'''

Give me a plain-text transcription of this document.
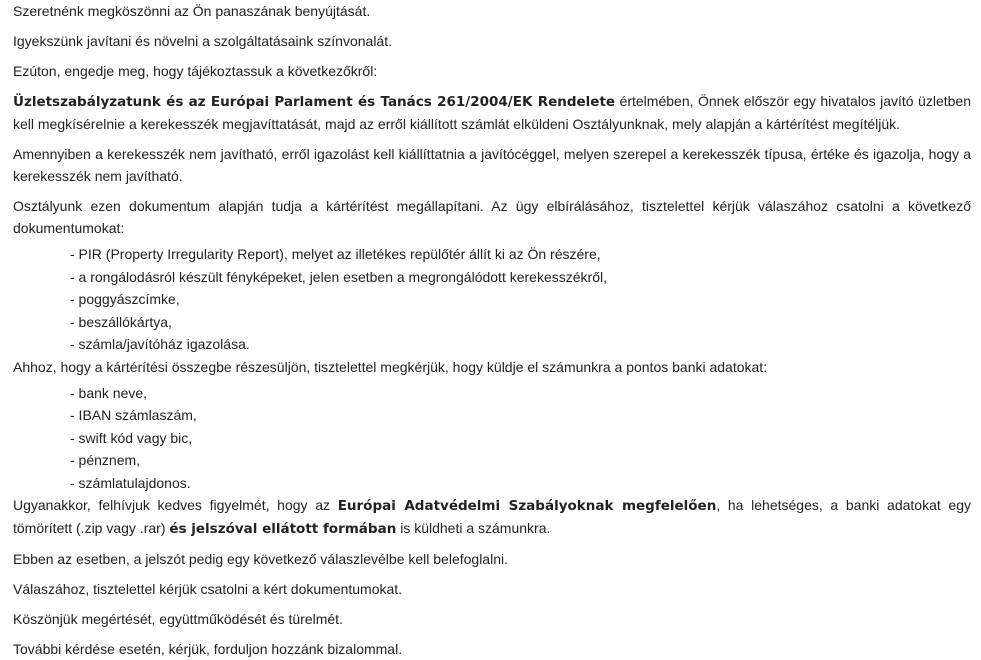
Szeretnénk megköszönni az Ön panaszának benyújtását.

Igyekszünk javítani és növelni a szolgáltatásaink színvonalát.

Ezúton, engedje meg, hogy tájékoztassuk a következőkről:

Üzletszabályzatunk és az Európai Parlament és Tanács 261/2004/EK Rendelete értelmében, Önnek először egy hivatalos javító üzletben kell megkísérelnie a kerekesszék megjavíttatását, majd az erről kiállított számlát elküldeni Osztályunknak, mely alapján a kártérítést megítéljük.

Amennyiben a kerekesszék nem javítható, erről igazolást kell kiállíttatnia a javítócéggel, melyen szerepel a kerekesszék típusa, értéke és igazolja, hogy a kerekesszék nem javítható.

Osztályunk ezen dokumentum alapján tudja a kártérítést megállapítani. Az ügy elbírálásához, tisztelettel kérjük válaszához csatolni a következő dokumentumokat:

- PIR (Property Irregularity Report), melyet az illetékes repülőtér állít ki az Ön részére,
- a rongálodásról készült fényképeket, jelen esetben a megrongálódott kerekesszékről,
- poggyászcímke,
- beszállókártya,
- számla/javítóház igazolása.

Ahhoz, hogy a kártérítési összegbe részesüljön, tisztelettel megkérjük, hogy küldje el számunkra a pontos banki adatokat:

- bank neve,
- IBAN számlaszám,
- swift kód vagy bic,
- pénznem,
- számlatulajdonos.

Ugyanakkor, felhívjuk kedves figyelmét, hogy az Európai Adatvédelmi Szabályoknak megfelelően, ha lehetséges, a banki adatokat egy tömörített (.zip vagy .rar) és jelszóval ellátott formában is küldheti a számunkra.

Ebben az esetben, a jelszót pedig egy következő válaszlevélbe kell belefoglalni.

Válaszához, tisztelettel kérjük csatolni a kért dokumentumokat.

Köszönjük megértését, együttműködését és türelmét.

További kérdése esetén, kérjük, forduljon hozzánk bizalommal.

'''

> **TASK DETAILS**
Return each line of the data, keeping its wording exact and omitting pictures.

> **THE RESPONSE**
Give me a plain-text transcription of this document.
Szeretnénk megköszönni az Ön panaszának benyújtását.

Igyekszünk javítani és növelni a szolgáltatásaink színvonalát.

Ezúton, engedje meg, hogy tájékoztassuk a következőkről:

Üzletszabályzatunk és az Európai Parlament és Tanács 261/2004/EK Rendelete értelmében, Önnek először egy hivatalos javító üzletben kell megkísérelnie a kerekesszék megjavíttatását, majd az erről kiállított számlát elküldeni Osztályunknak, mely alapján a kártérítést megítéljük.

Amennyiben a kerekesszék nem javítható, erről igazolást kell kiállíttatnia a javítócéggel, melyen szerepel a kerekesszék típusa, értéke és igazolja, hogy a kerekesszék nem javítható.

Osztályunk ezen dokumentum alapján tudja a kártérítést megállapítani. Az ügy elbírálásához, tisztelettel kérjük válaszához csatolni a következő dokumentumokat:

- PIR (Property Irregularity Report), melyet az illetékes repülőtér állít ki az Ön részére,
- a rongálodásról készült fényképeket, jelen esetben a megrongálódott kerekesszékről,
- poggyászcímke,
- beszállókártya,
- számla/javítóház igazolása.

Ahhoz, hogy a kártérítési összegbe részesüljön, tisztelettel megkérjük, hogy küldje el számunkra a pontos banki adatokat:

- bank neve,
- IBAN számlaszám,
- swift kód vagy bic,
- pénznem,
- számlatulajdonos.

Ugyanakkor, felhívjuk kedves figyelmét, hogy az Európai Adatvédelmi Szabályoknak megfelelően, ha lehetséges, a banki adatokat egy tömörített (.zip vagy .rar) és jelszóval ellátott formában is küldheti a számunkra.

Ebben az esetben, a jelszót pedig egy következő válaszlevélbe kell belefoglalni.

Válaszához, tisztelettel kérjük csatolni a kért dokumentumokat.

Köszönjük megértését, együttműködését és türelmét.

További kérdése esetén, kérjük, forduljon hozzánk bizalommal.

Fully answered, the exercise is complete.